■ **WHAT TO WORK ON**
Copy out each line below that has the word "this" in it.

----- RECORDS TO PROCESS -----

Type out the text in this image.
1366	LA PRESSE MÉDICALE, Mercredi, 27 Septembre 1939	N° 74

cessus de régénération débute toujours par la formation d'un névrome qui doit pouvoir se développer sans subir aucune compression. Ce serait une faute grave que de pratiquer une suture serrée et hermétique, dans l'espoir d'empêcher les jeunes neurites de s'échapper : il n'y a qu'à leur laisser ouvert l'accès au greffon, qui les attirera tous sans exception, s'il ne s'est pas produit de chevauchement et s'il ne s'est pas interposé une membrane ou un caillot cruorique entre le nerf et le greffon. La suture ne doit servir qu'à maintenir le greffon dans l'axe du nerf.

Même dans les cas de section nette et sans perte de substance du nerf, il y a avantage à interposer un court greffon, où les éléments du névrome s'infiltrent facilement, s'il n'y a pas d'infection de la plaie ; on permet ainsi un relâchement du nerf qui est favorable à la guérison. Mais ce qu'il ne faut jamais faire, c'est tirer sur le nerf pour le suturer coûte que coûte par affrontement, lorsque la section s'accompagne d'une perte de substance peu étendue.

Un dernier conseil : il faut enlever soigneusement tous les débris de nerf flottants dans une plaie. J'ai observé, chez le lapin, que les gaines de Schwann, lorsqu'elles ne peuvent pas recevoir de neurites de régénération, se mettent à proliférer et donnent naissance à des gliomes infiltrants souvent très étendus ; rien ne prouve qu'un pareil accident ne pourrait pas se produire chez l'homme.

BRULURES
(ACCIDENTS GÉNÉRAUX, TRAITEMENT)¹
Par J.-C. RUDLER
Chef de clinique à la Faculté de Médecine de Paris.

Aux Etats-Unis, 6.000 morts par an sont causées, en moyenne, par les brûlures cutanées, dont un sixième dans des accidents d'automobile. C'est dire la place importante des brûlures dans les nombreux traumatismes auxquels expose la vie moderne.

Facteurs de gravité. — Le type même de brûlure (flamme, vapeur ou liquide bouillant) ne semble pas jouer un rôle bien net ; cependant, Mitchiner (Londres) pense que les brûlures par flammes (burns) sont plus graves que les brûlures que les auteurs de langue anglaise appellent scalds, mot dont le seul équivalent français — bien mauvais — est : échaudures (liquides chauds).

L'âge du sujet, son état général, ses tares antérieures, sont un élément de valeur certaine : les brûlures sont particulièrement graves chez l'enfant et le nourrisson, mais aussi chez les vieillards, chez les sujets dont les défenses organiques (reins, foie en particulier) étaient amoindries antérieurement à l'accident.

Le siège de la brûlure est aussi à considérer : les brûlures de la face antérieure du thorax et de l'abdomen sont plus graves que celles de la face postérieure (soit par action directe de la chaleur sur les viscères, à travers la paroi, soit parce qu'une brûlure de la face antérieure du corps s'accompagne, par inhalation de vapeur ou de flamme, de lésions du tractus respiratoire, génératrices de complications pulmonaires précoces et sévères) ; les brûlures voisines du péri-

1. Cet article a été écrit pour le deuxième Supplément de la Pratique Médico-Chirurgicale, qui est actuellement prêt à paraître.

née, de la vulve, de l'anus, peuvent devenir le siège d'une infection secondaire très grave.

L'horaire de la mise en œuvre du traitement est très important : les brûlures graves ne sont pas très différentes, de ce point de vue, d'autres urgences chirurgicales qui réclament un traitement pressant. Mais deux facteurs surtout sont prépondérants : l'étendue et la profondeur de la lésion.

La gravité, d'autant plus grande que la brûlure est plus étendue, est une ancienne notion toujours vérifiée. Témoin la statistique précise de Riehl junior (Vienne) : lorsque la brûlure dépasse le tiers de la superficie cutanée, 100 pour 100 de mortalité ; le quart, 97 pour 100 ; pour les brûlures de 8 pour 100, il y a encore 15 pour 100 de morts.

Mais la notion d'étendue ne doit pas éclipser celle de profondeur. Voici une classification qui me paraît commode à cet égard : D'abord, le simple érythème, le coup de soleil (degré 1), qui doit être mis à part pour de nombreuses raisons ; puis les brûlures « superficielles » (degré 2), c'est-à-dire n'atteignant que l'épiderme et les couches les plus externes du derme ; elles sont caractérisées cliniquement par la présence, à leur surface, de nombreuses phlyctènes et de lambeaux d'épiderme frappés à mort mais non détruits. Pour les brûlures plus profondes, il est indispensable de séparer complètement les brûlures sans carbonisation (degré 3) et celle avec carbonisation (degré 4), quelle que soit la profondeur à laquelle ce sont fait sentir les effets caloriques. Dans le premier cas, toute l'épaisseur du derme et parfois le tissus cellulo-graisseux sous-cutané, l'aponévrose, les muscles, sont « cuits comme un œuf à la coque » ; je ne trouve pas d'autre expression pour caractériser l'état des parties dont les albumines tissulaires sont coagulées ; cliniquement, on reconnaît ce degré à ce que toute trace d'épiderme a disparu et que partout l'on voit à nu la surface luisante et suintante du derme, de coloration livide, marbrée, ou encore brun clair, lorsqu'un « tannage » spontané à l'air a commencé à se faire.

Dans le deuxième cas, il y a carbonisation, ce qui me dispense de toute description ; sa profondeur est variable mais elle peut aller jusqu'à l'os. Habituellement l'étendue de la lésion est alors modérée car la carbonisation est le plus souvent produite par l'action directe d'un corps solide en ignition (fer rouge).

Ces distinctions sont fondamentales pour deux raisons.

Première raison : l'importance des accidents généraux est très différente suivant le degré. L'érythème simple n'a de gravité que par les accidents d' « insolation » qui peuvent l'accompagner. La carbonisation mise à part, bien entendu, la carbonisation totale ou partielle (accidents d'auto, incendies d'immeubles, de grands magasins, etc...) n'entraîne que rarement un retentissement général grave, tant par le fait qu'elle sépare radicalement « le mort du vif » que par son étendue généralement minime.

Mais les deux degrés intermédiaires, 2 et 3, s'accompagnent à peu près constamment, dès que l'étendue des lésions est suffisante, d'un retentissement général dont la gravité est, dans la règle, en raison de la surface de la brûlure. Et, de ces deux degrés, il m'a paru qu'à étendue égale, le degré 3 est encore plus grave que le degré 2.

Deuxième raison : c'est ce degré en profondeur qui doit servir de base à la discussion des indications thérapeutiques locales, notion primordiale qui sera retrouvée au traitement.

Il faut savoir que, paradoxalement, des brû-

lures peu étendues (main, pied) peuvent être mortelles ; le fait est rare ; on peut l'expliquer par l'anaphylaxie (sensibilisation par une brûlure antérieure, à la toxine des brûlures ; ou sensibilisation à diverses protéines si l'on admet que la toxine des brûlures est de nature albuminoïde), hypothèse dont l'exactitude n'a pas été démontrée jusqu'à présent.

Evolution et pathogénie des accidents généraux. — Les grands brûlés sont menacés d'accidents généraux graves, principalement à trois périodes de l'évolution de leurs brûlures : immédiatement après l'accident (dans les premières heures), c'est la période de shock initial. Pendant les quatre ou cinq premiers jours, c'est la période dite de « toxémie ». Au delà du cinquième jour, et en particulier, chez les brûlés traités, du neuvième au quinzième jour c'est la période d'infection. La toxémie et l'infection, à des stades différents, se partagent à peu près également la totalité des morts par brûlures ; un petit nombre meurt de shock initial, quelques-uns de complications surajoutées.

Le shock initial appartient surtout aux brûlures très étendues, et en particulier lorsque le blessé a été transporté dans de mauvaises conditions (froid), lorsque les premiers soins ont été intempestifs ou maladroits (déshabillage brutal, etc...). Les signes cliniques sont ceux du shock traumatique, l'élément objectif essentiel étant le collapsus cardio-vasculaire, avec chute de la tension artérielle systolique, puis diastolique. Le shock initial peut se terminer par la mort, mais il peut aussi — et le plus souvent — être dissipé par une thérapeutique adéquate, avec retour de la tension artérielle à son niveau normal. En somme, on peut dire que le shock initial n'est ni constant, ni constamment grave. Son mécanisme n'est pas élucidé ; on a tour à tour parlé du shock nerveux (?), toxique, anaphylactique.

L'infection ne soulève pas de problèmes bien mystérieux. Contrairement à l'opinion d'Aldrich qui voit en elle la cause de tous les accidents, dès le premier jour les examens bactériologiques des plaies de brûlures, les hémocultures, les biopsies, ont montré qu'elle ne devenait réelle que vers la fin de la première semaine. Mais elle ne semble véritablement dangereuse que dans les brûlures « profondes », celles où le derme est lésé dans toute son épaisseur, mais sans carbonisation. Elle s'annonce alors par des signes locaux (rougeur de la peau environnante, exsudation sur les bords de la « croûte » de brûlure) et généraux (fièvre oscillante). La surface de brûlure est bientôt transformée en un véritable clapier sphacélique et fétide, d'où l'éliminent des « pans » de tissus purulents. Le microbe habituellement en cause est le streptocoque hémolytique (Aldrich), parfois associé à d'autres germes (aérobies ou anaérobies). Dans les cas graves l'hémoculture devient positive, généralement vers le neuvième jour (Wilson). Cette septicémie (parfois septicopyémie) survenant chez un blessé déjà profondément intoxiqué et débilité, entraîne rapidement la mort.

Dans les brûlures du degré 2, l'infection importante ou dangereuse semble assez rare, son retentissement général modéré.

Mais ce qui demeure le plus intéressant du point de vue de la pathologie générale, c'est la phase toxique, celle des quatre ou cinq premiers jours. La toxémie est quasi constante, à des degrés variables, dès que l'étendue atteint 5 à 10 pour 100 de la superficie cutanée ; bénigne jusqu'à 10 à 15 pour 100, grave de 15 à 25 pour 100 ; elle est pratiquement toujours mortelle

-----
----- RECORDS TO PROCESS -----

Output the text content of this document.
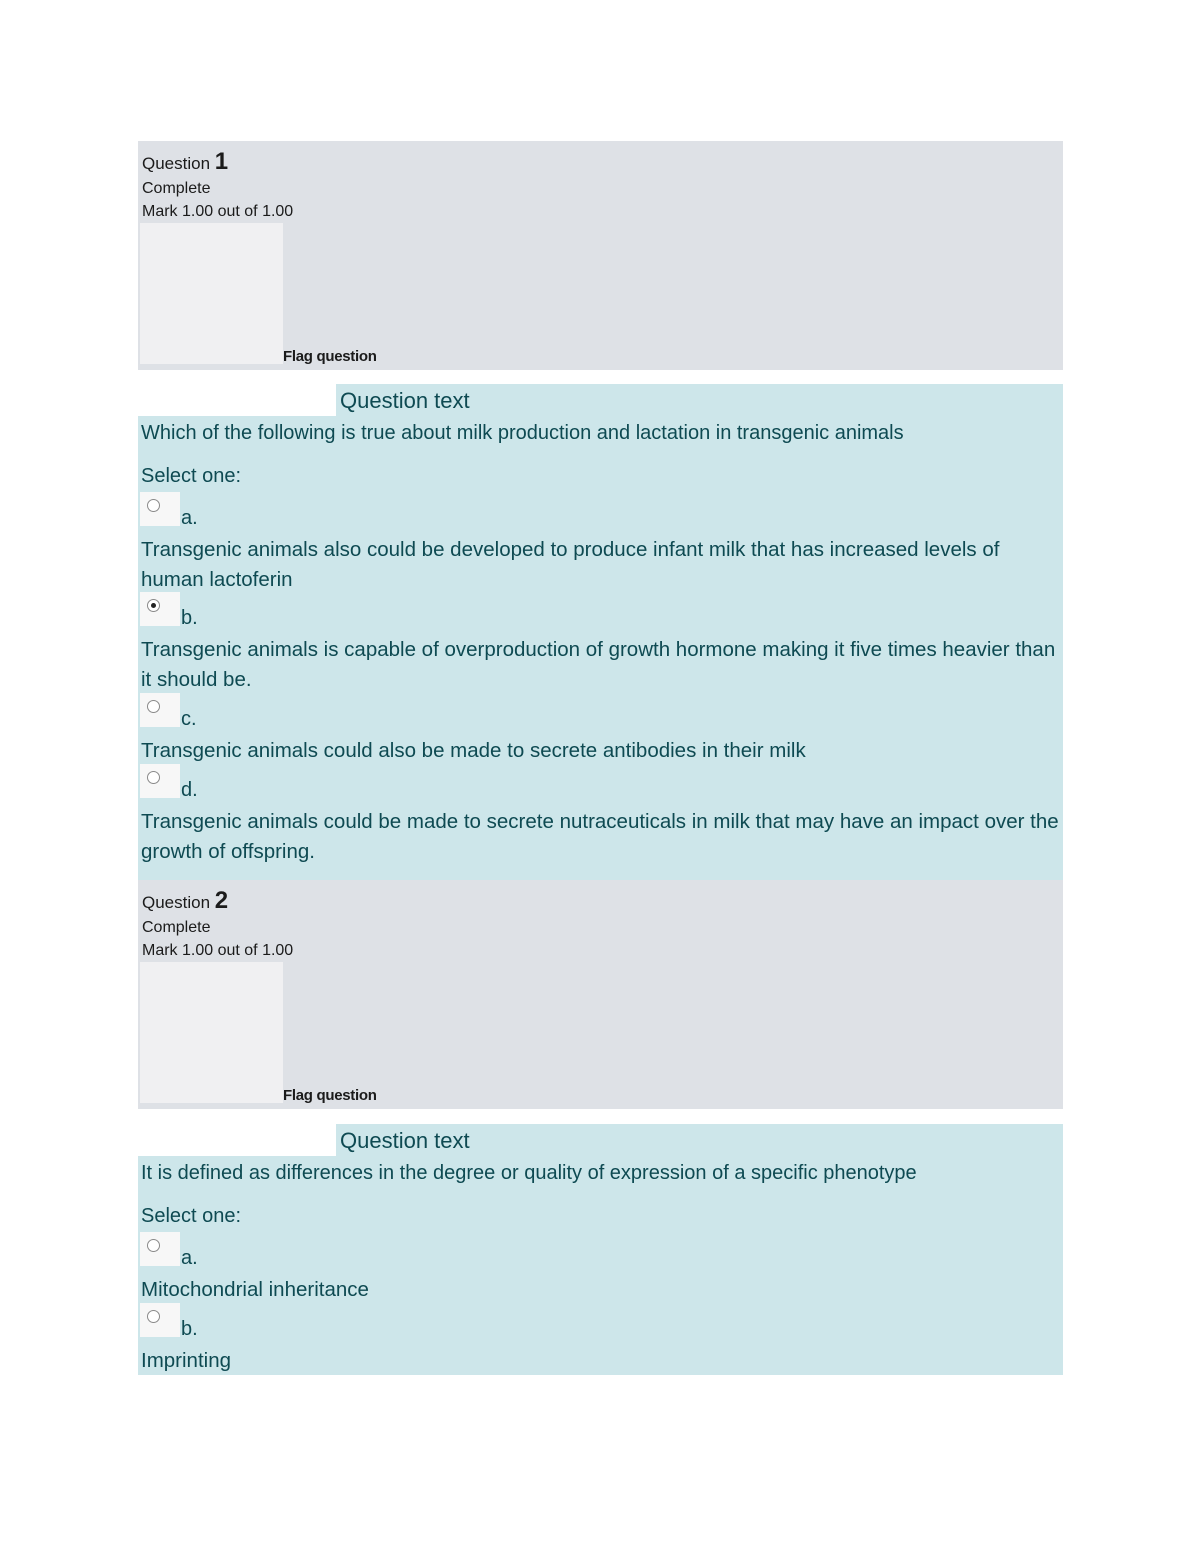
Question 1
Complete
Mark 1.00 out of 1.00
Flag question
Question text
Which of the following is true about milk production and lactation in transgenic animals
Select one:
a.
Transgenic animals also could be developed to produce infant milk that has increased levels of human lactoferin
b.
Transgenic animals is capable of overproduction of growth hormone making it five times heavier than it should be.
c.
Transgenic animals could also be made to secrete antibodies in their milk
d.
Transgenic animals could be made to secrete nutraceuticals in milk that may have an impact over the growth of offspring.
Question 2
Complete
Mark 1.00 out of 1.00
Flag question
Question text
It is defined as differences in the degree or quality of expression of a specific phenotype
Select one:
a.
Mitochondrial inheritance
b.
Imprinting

-----

■ **EXERCISE SOLUTION**
Type out the text in this image.
Output the text content of this document.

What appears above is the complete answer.